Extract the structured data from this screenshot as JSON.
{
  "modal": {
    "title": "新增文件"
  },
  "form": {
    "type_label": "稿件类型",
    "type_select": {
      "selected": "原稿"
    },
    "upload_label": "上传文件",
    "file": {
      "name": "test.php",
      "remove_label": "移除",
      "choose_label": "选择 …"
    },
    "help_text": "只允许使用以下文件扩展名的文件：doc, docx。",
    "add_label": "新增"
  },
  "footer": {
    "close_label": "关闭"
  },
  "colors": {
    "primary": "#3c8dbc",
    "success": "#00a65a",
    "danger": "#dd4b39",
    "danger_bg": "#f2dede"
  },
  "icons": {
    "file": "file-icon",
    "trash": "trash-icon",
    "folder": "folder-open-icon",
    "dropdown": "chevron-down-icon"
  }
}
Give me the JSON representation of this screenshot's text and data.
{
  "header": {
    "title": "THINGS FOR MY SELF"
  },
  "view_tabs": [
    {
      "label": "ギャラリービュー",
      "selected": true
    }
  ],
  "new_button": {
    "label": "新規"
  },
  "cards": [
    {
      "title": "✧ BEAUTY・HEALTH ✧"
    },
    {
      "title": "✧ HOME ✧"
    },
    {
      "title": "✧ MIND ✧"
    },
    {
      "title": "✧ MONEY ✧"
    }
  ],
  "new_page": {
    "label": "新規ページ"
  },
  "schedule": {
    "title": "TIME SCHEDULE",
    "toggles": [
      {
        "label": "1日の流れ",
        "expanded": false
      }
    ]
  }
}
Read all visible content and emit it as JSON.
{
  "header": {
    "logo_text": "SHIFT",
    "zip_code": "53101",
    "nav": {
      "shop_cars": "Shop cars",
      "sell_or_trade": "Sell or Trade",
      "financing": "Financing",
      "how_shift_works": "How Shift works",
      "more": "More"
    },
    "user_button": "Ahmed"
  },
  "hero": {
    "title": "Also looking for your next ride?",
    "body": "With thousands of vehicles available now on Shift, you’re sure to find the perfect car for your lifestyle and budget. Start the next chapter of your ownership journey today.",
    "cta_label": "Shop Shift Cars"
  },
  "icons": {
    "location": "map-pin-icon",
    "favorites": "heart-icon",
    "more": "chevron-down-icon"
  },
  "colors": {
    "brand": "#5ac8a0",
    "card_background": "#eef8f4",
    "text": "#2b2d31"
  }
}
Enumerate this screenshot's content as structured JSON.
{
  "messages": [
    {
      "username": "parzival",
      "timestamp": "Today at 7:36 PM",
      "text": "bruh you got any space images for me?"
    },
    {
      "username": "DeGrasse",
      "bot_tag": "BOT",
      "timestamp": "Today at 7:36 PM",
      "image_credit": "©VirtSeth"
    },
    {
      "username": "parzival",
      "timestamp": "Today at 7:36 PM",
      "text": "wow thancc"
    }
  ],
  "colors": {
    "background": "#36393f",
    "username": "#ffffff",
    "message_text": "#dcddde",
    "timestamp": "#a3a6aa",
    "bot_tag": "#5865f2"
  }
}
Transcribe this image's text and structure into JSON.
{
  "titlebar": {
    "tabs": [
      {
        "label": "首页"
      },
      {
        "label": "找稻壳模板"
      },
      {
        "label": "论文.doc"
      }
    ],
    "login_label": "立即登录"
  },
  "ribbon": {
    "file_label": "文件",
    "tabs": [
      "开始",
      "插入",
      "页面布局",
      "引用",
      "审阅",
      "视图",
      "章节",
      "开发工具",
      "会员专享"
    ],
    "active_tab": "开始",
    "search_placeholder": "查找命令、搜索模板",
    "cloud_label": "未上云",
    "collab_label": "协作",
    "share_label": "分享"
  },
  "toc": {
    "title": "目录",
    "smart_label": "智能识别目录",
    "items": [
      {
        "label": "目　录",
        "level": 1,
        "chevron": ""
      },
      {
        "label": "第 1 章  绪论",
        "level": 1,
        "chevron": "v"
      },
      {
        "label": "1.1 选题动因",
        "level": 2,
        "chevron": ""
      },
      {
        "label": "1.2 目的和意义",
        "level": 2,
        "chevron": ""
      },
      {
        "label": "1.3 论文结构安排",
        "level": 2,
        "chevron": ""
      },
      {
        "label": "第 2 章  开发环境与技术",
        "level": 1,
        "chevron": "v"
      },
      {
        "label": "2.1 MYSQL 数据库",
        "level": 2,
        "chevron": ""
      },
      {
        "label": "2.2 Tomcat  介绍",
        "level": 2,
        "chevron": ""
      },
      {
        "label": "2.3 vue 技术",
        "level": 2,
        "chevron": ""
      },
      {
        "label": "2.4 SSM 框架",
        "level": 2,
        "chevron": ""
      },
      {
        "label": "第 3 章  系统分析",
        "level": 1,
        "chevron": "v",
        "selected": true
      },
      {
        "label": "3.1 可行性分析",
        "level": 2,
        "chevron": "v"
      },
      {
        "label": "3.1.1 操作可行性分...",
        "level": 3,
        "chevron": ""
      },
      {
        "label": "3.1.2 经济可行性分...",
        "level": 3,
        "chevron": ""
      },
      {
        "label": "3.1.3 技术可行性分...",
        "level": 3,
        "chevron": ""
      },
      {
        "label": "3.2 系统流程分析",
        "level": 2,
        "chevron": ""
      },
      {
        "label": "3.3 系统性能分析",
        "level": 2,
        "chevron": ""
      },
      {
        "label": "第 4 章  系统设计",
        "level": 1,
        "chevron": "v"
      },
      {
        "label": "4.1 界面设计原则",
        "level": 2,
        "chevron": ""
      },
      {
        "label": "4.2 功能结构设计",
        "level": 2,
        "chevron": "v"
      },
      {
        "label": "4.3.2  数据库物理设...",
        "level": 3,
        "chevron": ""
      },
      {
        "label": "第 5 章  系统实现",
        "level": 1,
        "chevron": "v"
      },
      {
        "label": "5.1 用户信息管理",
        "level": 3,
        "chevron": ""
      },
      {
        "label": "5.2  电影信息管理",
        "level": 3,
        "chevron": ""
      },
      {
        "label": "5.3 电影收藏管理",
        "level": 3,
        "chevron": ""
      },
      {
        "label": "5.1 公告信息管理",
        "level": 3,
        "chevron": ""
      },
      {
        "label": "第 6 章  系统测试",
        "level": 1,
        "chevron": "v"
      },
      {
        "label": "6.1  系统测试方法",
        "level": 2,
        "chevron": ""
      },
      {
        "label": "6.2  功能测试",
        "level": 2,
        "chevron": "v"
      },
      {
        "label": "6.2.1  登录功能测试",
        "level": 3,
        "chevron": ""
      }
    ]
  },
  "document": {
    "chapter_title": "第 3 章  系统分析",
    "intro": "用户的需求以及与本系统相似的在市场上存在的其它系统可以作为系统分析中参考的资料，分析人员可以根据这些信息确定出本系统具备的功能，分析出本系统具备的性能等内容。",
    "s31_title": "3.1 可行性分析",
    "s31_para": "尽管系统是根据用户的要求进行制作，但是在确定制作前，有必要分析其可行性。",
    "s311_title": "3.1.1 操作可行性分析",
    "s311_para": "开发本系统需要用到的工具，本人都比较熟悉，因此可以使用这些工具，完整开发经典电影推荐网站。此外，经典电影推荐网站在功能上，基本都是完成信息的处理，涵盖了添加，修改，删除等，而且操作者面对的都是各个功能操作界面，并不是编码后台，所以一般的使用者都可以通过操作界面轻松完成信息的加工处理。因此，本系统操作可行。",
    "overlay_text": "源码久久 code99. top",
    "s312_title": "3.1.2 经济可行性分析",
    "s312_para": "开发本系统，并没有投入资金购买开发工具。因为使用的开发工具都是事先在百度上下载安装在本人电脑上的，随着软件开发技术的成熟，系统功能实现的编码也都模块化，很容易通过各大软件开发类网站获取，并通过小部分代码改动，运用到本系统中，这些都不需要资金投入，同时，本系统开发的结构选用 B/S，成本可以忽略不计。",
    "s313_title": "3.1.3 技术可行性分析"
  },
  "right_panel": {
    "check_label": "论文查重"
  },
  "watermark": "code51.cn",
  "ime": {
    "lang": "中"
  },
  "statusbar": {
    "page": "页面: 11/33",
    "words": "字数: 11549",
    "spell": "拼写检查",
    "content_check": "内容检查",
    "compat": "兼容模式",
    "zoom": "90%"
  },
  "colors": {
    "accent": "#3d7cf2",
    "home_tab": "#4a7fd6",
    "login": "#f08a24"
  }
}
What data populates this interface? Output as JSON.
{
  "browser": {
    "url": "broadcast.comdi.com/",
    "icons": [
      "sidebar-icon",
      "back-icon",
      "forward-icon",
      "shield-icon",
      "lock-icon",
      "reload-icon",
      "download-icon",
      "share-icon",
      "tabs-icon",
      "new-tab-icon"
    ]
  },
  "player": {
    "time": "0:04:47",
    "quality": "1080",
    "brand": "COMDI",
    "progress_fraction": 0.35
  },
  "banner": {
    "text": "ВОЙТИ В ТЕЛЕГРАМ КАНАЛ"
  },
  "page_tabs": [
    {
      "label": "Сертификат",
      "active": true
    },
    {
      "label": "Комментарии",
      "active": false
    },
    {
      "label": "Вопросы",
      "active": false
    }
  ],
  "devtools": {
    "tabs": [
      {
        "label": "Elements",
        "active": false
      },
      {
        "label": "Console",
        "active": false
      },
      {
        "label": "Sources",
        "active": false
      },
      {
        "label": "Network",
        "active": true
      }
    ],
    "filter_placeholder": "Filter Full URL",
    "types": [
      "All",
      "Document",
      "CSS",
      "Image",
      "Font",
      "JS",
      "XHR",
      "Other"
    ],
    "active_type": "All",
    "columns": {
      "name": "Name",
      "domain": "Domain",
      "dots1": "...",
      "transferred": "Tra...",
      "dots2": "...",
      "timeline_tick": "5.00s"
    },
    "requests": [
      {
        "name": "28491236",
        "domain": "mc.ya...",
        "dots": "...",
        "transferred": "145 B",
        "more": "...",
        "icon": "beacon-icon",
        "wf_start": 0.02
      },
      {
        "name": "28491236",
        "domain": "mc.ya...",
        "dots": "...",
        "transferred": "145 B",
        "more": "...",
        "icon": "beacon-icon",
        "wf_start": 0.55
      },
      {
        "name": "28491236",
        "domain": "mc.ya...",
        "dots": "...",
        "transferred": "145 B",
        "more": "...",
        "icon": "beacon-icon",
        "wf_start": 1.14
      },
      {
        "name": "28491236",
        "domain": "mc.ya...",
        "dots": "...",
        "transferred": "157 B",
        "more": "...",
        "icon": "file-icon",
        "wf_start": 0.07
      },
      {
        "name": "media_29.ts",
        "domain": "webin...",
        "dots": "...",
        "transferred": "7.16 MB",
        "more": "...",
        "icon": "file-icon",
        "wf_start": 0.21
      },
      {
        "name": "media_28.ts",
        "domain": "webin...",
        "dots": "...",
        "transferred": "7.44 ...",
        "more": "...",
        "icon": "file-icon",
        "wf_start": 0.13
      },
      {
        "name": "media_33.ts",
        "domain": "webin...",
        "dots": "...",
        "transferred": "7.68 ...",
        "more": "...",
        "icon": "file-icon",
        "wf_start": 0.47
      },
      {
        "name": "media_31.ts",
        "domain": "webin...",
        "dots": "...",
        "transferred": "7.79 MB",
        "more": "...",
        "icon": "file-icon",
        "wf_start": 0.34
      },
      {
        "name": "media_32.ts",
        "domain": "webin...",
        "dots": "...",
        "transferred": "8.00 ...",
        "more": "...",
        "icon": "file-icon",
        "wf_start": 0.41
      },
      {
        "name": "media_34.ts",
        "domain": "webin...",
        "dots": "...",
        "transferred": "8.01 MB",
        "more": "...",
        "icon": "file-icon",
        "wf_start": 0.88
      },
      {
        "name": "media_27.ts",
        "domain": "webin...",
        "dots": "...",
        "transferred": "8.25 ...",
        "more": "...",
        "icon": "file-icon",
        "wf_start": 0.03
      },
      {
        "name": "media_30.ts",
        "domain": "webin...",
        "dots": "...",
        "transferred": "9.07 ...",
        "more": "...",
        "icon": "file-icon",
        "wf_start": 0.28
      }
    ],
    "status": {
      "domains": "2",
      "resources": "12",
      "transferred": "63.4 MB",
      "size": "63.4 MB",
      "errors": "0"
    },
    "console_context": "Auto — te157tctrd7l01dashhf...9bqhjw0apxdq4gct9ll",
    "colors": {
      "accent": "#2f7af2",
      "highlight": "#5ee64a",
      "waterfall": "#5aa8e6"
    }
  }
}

▬▬▬▬▬▬▬▬▬▬

▶ Problem
Find the word "next" in the material, then list each line that holds it.

▶ Response
    "title": "Also looking for your next ride?",
    "body": "With thousands of vehicles available now on Shift, you’re sure to find the perfect car for your lifestyle and budget. Start the next chapter of your ownership journey today.",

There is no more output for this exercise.